Output the entries word for word. Omit images.

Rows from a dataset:
## begin

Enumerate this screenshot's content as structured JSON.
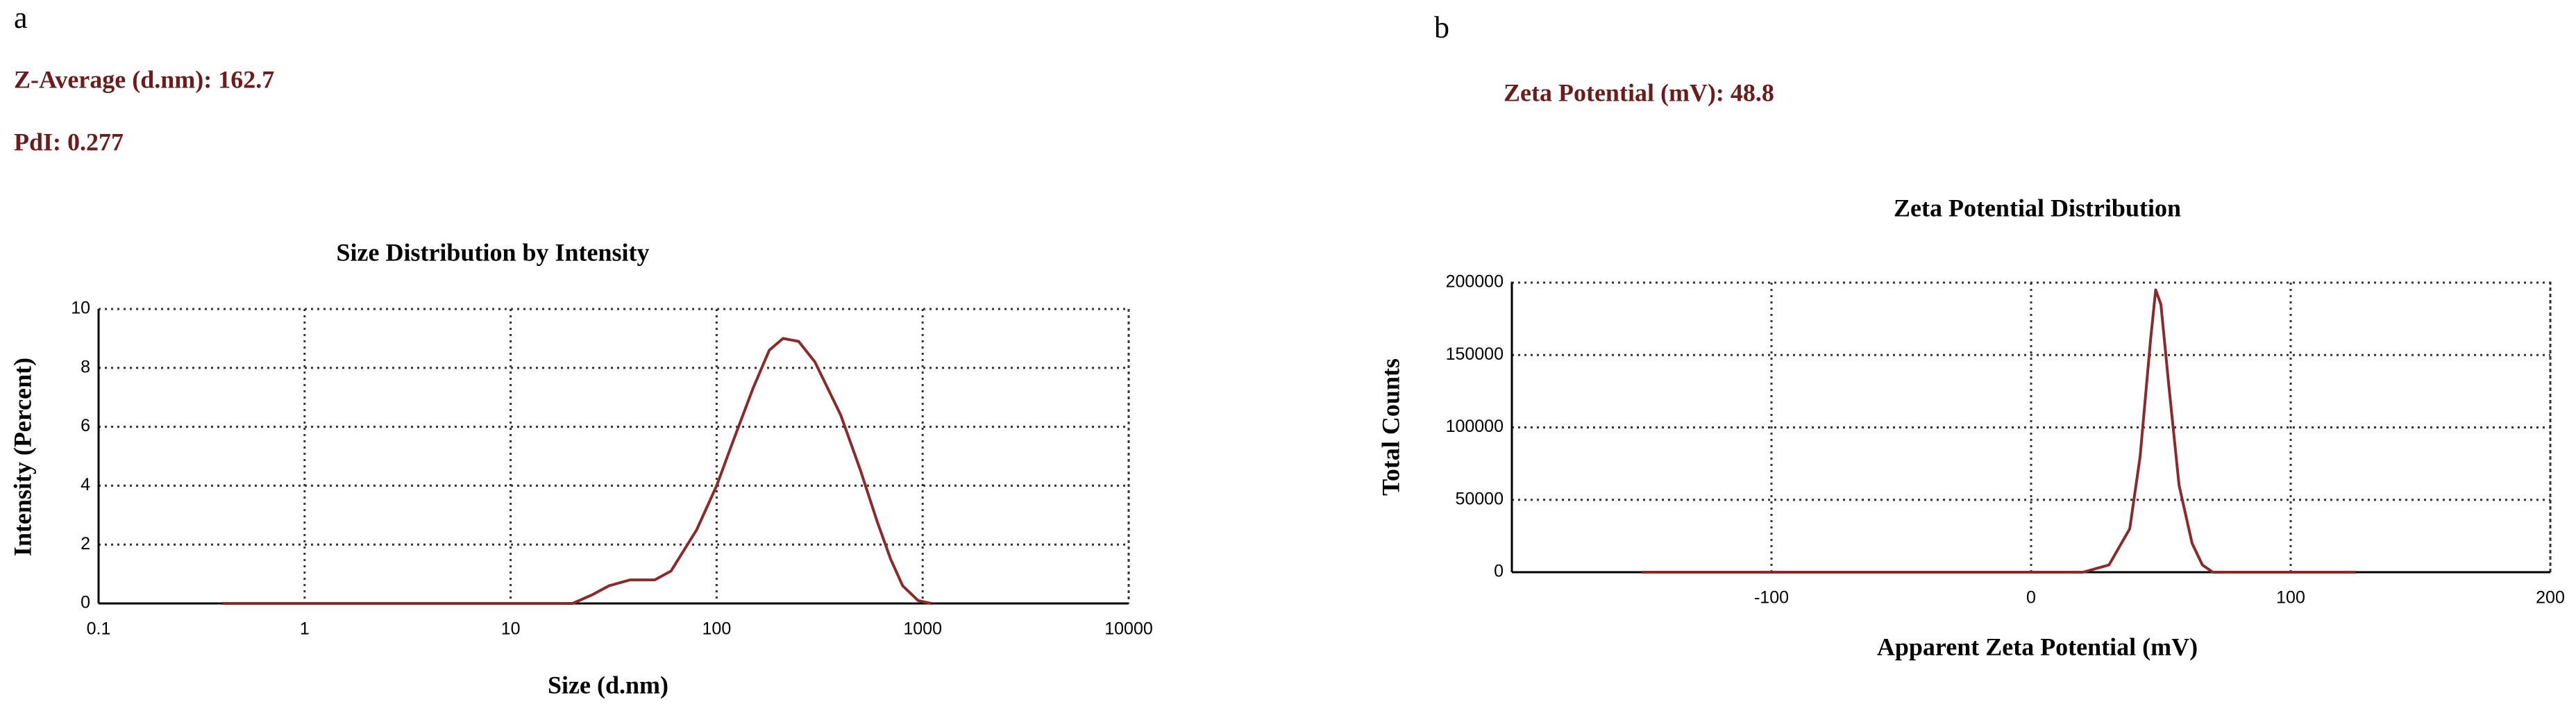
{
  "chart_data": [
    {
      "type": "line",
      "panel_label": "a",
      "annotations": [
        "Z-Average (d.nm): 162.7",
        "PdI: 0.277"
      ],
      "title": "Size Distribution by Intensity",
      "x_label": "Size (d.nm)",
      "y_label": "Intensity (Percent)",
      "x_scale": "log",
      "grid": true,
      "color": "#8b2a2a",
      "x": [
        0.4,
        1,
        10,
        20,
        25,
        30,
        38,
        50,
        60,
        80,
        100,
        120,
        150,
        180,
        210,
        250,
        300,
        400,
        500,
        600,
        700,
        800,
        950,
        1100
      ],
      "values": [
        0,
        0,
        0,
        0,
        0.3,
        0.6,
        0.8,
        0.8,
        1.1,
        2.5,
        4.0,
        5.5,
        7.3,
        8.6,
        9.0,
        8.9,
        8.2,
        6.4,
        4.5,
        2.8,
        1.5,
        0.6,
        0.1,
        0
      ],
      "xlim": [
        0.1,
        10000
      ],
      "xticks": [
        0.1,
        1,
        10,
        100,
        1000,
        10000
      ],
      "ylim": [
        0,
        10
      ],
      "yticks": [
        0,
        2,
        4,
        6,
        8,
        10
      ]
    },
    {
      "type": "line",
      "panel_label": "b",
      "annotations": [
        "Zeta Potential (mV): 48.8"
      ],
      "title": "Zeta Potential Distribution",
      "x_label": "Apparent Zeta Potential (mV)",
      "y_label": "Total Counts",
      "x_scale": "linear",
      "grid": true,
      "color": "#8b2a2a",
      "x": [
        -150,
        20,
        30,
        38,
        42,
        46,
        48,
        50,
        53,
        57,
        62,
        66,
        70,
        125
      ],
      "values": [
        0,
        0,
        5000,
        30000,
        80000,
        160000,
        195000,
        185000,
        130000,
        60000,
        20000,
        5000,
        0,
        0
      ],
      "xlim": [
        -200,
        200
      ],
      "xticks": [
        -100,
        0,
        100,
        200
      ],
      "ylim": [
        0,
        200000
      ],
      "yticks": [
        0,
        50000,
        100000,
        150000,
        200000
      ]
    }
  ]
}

## end

- EXERCISE SOLUTION -
Enumerate this screenshot's content as structured JSON.
{
  "chart_data": [
    {
      "type": "line",
      "panel_label": "a",
      "annotations": [
        "Z-Average (d.nm): 162.7",
        "PdI: 0.277"
      ],
      "title": "Size Distribution by Intensity",
      "x_label": "Size (d.nm)",
      "y_label": "Intensity (Percent)",
      "x_scale": "log",
      "grid": true,
      "color": "#8b2a2a",
      "x": [
        0.4,
        1,
        10,
        20,
        25,
        30,
        38,
        50,
        60,
        80,
        100,
        120,
        150,
        180,
        210,
        250,
        300,
        400,
        500,
        600,
        700,
        800,
        950,
        1100
      ],
      "values": [
        0,
        0,
        0,
        0,
        0.3,
        0.6,
        0.8,
        0.8,
        1.1,
        2.5,
        4.0,
        5.5,
        7.3,
        8.6,
        9.0,
        8.9,
        8.2,
        6.4,
        4.5,
        2.8,
        1.5,
        0.6,
        0.1,
        0
      ],
      "xlim": [
        0.1,
        10000
      ],
      "xticks": [
        0.1,
        1,
        10,
        100,
        1000,
        10000
      ],
      "ylim": [
        0,
        10
      ],
      "yticks": [
        0,
        2,
        4,
        6,
        8,
        10
      ]
    },
    {
      "type": "line",
      "panel_label": "b",
      "annotations": [
        "Zeta Potential (mV): 48.8"
      ],
      "title": "Zeta Potential Distribution",
      "x_label": "Apparent Zeta Potential (mV)",
      "y_label": "Total Counts",
      "x_scale": "linear",
      "grid": true,
      "color": "#8b2a2a",
      "x": [
        -150,
        20,
        30,
        38,
        42,
        46,
        48,
        50,
        53,
        57,
        62,
        66,
        70,
        125
      ],
      "values": [
        0,
        0,
        5000,
        30000,
        80000,
        160000,
        195000,
        185000,
        130000,
        60000,
        20000,
        5000,
        0,
        0
      ],
      "xlim": [
        -200,
        200
      ],
      "xticks": [
        -100,
        0,
        100,
        200
      ],
      "ylim": [
        0,
        200000
      ],
      "yticks": [
        0,
        50000,
        100000,
        150000,
        200000
      ]
    }
  ]
}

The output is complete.